*TASK:* Work through the material below and count the lines holding the word "this"; give that count and nothing more.

---

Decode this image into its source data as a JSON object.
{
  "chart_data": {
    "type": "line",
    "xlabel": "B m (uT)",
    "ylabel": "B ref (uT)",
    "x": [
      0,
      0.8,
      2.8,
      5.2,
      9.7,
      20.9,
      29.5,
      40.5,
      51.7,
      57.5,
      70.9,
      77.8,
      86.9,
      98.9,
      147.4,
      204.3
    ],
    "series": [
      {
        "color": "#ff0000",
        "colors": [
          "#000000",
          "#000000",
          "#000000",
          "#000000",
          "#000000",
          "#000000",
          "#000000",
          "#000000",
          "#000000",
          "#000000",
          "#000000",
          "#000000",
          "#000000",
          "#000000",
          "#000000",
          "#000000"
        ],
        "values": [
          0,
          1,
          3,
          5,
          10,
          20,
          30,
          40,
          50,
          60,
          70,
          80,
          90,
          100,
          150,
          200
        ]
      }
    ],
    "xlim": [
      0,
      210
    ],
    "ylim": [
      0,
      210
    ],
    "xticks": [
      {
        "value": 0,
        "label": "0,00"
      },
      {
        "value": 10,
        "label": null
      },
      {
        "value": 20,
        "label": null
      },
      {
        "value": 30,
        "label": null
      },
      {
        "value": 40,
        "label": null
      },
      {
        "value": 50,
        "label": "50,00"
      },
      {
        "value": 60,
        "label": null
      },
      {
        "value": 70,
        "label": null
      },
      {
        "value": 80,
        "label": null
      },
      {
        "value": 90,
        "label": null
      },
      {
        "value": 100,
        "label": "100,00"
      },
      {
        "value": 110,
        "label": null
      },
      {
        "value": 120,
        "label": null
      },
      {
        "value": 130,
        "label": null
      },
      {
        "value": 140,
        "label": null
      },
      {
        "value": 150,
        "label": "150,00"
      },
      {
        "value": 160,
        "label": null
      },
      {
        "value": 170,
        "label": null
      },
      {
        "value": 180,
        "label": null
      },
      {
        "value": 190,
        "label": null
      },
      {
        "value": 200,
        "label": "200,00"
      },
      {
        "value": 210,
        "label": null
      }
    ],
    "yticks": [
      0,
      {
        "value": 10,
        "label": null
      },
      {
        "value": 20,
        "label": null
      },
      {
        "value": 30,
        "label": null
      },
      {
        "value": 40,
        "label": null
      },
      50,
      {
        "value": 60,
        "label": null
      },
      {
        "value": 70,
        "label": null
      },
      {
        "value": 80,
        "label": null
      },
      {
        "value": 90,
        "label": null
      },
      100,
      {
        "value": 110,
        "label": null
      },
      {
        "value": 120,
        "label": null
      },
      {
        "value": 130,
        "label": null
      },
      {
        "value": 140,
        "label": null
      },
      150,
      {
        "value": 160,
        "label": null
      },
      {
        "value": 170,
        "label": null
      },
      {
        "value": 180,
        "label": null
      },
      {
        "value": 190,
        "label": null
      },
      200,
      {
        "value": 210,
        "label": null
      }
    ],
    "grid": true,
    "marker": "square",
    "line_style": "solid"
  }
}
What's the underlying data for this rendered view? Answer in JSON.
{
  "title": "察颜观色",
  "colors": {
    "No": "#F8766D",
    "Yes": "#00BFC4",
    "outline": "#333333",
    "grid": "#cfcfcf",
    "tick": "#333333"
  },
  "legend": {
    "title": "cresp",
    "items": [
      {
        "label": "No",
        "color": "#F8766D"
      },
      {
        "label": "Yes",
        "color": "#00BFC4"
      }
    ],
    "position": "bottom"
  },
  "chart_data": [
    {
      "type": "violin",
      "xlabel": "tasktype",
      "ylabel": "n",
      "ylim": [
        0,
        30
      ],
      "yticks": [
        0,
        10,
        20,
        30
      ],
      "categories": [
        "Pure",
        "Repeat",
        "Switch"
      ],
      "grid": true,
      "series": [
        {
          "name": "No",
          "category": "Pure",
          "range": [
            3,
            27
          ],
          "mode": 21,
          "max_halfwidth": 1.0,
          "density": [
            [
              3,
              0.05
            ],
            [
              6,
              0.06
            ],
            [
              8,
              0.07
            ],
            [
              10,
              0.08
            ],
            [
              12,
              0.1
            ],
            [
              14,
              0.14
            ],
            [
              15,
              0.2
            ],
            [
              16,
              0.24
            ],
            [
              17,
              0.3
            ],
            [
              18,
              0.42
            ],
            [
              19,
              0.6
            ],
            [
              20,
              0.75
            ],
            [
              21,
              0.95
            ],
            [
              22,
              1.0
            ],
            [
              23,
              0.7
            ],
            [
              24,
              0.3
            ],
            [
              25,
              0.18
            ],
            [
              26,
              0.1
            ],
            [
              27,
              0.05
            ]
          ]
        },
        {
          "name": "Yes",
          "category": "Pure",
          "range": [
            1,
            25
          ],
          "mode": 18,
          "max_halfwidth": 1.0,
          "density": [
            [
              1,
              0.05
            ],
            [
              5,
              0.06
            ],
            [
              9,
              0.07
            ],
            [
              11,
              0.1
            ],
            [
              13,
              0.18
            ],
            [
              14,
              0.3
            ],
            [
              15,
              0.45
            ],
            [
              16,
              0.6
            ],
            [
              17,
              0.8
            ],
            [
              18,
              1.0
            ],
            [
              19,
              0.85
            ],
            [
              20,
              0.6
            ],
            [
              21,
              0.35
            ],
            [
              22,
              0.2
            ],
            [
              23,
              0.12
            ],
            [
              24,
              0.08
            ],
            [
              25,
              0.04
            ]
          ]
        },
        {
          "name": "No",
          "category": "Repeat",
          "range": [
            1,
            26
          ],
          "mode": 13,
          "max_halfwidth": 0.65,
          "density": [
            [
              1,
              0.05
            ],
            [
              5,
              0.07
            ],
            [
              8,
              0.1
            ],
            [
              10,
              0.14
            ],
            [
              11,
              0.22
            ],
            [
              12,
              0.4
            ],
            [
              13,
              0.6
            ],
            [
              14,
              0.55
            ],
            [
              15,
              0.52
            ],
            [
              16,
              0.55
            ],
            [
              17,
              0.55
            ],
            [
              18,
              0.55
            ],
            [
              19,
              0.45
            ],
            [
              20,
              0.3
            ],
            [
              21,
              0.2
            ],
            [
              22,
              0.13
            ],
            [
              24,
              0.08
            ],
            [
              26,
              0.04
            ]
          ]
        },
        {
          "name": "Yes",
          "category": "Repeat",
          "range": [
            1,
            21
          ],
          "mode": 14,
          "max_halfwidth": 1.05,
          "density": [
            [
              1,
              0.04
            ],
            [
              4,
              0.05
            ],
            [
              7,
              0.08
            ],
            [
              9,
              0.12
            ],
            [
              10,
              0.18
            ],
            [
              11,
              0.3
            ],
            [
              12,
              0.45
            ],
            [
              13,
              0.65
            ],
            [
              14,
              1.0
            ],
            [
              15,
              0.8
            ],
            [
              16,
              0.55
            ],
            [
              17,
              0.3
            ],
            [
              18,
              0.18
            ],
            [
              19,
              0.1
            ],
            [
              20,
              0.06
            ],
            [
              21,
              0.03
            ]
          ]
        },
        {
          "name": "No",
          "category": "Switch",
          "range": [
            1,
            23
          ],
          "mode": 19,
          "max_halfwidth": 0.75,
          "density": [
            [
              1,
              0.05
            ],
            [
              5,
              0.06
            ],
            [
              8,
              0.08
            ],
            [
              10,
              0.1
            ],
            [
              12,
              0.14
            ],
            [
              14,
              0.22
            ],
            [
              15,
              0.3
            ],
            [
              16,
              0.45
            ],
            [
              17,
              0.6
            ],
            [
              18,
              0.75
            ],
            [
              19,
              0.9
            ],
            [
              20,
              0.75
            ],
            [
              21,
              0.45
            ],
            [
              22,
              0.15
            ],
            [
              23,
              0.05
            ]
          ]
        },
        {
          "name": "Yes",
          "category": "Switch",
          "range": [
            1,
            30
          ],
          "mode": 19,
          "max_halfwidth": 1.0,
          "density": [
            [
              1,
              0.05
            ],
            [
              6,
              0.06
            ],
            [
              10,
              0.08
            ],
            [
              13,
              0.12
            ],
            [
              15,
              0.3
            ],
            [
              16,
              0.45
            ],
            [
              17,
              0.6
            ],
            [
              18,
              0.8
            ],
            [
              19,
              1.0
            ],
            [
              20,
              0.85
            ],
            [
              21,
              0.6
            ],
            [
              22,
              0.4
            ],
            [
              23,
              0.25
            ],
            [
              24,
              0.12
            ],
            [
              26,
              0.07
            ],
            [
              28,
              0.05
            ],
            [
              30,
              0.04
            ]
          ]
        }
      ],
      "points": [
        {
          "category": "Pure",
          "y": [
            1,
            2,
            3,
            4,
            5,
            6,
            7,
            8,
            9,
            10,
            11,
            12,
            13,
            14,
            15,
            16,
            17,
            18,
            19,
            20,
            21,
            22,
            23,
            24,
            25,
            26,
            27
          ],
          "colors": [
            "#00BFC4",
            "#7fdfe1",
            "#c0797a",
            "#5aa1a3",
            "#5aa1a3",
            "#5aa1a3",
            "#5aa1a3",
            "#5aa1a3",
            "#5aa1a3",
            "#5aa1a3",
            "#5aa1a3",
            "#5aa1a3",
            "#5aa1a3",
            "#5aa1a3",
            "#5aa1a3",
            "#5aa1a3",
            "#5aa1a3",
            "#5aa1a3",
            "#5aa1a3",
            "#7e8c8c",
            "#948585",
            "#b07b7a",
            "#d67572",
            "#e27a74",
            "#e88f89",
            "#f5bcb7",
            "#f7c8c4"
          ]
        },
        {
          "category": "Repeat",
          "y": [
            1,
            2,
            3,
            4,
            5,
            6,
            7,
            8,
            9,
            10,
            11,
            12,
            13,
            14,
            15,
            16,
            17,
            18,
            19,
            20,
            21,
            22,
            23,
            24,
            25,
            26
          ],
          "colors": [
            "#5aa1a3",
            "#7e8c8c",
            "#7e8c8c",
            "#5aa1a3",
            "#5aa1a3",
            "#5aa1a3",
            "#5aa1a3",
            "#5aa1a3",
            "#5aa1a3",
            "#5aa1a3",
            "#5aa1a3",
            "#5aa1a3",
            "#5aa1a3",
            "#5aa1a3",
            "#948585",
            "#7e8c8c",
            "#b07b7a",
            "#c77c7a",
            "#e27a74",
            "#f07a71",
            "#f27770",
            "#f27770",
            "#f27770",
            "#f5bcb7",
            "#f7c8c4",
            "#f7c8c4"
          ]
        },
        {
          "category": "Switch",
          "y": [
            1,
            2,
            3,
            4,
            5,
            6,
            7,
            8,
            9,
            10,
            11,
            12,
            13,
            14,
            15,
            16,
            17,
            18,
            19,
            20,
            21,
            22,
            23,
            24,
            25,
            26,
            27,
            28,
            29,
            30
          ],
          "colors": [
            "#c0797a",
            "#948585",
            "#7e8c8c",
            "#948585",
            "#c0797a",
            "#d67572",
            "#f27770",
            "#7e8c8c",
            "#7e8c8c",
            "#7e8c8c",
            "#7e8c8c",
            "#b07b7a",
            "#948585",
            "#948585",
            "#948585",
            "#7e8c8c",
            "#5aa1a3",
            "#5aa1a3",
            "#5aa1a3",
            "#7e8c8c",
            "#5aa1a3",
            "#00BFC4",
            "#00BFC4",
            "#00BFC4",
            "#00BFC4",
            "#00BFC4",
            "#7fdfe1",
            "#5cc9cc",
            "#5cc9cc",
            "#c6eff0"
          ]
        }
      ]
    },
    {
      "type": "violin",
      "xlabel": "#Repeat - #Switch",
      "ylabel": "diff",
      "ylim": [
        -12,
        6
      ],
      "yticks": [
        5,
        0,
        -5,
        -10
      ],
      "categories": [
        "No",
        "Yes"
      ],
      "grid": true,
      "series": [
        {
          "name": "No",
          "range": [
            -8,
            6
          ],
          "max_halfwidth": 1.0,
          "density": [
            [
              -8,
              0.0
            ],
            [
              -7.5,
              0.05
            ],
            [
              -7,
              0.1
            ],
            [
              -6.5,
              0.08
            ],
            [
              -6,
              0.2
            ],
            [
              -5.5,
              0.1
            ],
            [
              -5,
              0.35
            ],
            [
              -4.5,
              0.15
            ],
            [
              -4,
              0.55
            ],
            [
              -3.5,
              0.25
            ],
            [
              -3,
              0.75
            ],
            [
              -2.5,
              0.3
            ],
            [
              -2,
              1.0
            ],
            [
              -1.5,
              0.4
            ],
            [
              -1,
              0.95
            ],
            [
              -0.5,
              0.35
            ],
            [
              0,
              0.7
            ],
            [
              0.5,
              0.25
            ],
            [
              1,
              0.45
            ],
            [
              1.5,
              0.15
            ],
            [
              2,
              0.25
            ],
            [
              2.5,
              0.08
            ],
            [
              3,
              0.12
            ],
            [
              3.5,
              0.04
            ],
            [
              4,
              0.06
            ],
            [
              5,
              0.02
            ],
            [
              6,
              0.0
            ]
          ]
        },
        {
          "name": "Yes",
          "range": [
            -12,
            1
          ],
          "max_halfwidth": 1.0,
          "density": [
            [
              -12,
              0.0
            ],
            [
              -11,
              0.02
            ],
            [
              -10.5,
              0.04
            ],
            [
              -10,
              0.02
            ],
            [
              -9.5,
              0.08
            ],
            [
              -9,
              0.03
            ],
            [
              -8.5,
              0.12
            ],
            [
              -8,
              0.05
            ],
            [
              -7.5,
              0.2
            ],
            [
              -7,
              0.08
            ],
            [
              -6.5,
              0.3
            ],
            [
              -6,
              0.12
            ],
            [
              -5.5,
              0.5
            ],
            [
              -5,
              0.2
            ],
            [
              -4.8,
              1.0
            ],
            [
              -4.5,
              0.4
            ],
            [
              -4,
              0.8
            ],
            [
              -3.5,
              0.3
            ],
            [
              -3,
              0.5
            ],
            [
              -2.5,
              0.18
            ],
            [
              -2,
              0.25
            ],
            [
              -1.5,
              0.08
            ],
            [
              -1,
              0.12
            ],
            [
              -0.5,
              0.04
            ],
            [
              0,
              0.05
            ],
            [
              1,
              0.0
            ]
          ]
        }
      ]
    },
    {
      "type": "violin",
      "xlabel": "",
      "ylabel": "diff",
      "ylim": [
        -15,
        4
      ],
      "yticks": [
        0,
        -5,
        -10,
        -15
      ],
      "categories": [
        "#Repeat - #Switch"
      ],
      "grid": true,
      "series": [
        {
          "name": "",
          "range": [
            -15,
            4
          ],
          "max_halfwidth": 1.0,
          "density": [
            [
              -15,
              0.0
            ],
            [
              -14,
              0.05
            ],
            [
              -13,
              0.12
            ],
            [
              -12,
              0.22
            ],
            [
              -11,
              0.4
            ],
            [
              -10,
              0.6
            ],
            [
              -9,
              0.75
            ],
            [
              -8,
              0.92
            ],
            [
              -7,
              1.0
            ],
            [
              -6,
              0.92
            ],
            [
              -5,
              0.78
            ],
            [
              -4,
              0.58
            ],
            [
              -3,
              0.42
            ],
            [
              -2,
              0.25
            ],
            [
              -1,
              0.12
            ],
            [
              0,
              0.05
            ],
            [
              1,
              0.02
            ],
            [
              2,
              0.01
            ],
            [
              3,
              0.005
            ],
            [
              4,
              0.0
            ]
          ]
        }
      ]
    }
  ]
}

---

*PROBLEM SOLUTION:* 2